What you will do:
Go through the listing and write out all of it exactly.

Dataset rows:
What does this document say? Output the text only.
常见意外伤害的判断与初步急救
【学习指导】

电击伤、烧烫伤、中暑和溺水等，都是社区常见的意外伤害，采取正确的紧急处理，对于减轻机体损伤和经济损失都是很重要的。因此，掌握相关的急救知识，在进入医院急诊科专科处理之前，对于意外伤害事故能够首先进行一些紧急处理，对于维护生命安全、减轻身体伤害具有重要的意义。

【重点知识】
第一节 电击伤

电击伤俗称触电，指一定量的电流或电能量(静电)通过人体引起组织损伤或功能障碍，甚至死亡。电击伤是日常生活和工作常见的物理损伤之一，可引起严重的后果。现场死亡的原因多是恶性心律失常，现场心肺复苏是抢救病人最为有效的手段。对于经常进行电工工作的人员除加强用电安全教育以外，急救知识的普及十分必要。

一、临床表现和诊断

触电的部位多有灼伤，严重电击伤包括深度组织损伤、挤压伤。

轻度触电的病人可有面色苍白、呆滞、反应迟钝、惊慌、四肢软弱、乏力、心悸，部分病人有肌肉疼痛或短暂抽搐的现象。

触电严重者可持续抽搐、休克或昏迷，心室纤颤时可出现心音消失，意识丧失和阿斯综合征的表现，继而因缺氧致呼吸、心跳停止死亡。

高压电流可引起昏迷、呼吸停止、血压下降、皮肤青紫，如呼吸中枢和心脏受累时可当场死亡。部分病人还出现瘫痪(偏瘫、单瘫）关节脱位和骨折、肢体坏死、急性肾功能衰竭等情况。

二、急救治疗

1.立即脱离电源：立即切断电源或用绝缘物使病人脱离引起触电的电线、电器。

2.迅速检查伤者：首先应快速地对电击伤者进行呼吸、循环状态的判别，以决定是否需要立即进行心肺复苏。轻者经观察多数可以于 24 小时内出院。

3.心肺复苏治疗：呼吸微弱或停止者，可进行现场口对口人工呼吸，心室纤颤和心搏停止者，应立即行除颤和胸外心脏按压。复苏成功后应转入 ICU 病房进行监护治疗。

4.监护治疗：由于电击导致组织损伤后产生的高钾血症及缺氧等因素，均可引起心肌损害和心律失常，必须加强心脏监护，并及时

Solution for this exercise:
What does this document say? Output the text only.
常见意外伤害的判断与初步急救
【学习指导】

电击伤、烧烫伤、中暑和溺水等，都是社区常见的意外伤害，采取正确的紧急处理，对于减轻机体损伤和经济损失都是很重要的。因此，掌握相关的急救知识，在进入医院急诊科专科处理之前，对于意外伤害事故能够首先进行一些紧急处理，对于维护生命安全、减轻身体伤害具有重要的意义。

【重点知识】
第一节 电击伤

电击伤俗称触电，指一定量的电流或电能量(静电)通过人体引起组织损伤或功能障碍，甚至死亡。电击伤是日常生活和工作常见的物理损伤之一，可引起严重的后果。现场死亡的原因多是恶性心律失常，现场心肺复苏是抢救病人最为有效的手段。对于经常进行电工工作的人员除加强用电安全教育以外，急救知识的普及十分必要。

一、临床表现和诊断

触电的部位多有灼伤，严重电击伤包括深度组织损伤、挤压伤。

轻度触电的病人可有面色苍白、呆滞、反应迟钝、惊慌、四肢软弱、乏力、心悸，部分病人有肌肉疼痛或短暂抽搐的现象。

触电严重者可持续抽搐、休克或昏迷，心室纤颤时可出现心音消失，意识丧失和阿斯综合征的表现，继而因缺氧致呼吸、心跳停止死亡。

高压电流可引起昏迷、呼吸停止、血压下降、皮肤青紫，如呼吸中枢和心脏受累时可当场死亡。部分病人还出现瘫痪(偏瘫、单瘫）关节脱位和骨折、肢体坏死、急性肾功能衰竭等情况。

二、急救治疗

1.立即脱离电源：立即切断电源或用绝缘物使病人脱离引起触电的电线、电器。

2.迅速检查伤者：首先应快速地对电击伤者进行呼吸、循环状态的判别，以决定是否需要立即进行心肺复苏。轻者经观察多数可以于 24 小时内出院。

3.心肺复苏治疗：呼吸微弱或停止者，可进行现场口对口人工呼吸，心室纤颤和心搏停止者，应立即行除颤和胸外心脏按压。复苏成功后应转入 ICU 病房进行监护治疗。

4.监护治疗：由于电击导致组织损伤后产生的高钾血症及缺氧等因素，均可引起心肌损害和心律失常，必须加强心脏监护，并及时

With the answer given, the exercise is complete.